- [EXERCISE TASK]: Would it be possible to write out each entry below exactly, without the pictures?

- [SUPPLIED INFORMATION]:
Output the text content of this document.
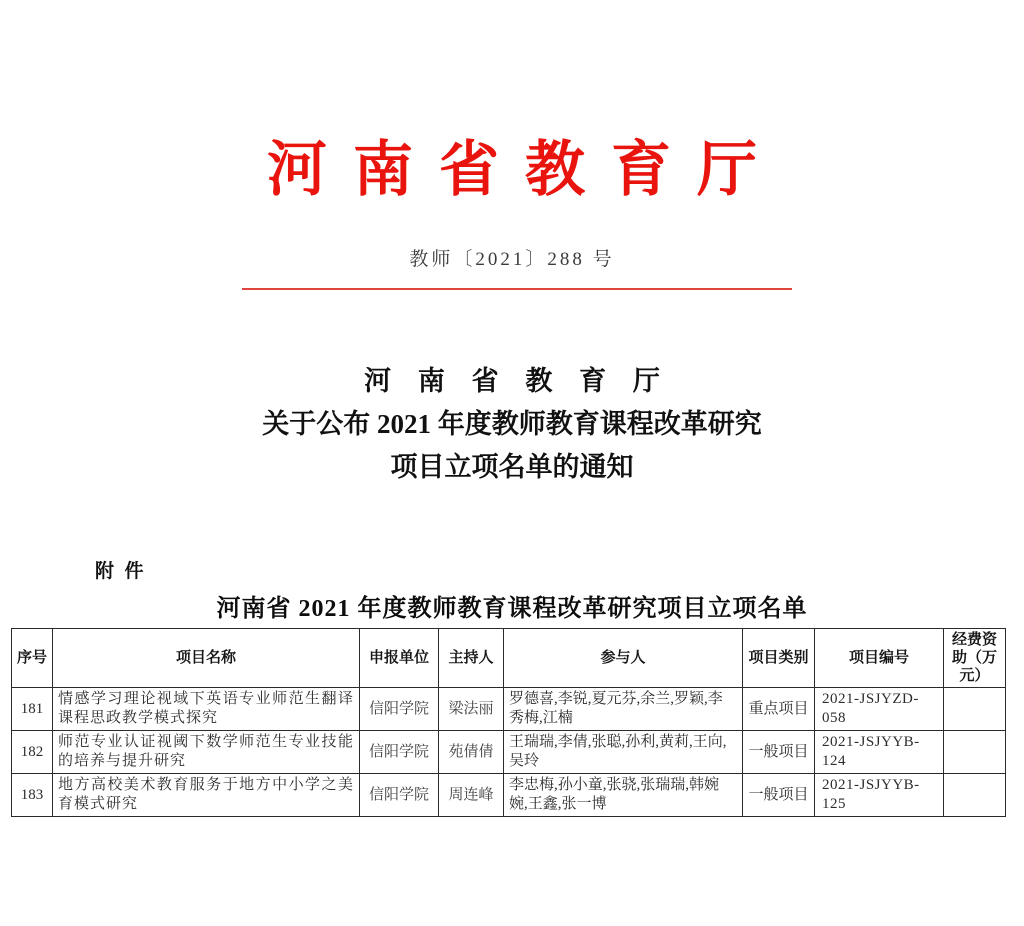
河南省教育厅
教师〔2021〕288 号
河 南 省 教 育 厅
关于公布 2021 年度教师教育课程改革研究
项目立项名单的通知
附  件
河南省 2021 年度教师教育课程改革研究项目立项名单
序号	项目名称	申报单位	主持人	参与人	项目类别	项目编号	经费资助（万元）
181	情感学习理论视域下英语专业师范生翻译课程思政教学模式探究	信阳学院	梁法丽	罗德喜,李锐,夏元芬,余兰,罗颖,李秀梅,江楠	重点项目	2021-JSJYZD-058	
182	师范专业认证视阈下数学师范生专业技能的培养与提升研究	信阳学院	苑倩倩	王瑞瑞,李倩,张聪,孙利,黄莉,王向,吴玲	一般项目	2021-JSJYYB-124	
183	地方高校美术教育服务于地方中小学之美育模式研究	信阳学院	周连峰	李忠梅,孙小童,张骁,张瑞瑞,韩婉婉,王鑫,张一博	一般项目	2021-JSJYYB-125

- [TASK RESPONSE]:
Output the text content of this document.
河南省教育厅
教师〔2021〕288 号
河 南 省 教 育 厅
关于公布 2021 年度教师教育课程改革研究
项目立项名单的通知
附  件
河南省 2021 年度教师教育课程改革研究项目立项名单
序号	项目名称	申报单位	主持人	参与人	项目类别	项目编号	经费资助（万元）
181	情感学习理论视域下英语专业师范生翻译课程思政教学模式探究	信阳学院	梁法丽	罗德喜,李锐,夏元芬,余兰,罗颖,李秀梅,江楠	重点项目	2021-JSJYZD-058	
182	师范专业认证视阈下数学师范生专业技能的培养与提升研究	信阳学院	苑倩倩	王瑞瑞,李倩,张聪,孙利,黄莉,王向,吴玲	一般项目	2021-JSJYYB-124	
183	地方高校美术教育服务于地方中小学之美育模式研究	信阳学院	周连峰	李忠梅,孙小童,张骁,张瑞瑞,韩婉婉,王鑫,张一博	一般项目	2021-JSJYYB-125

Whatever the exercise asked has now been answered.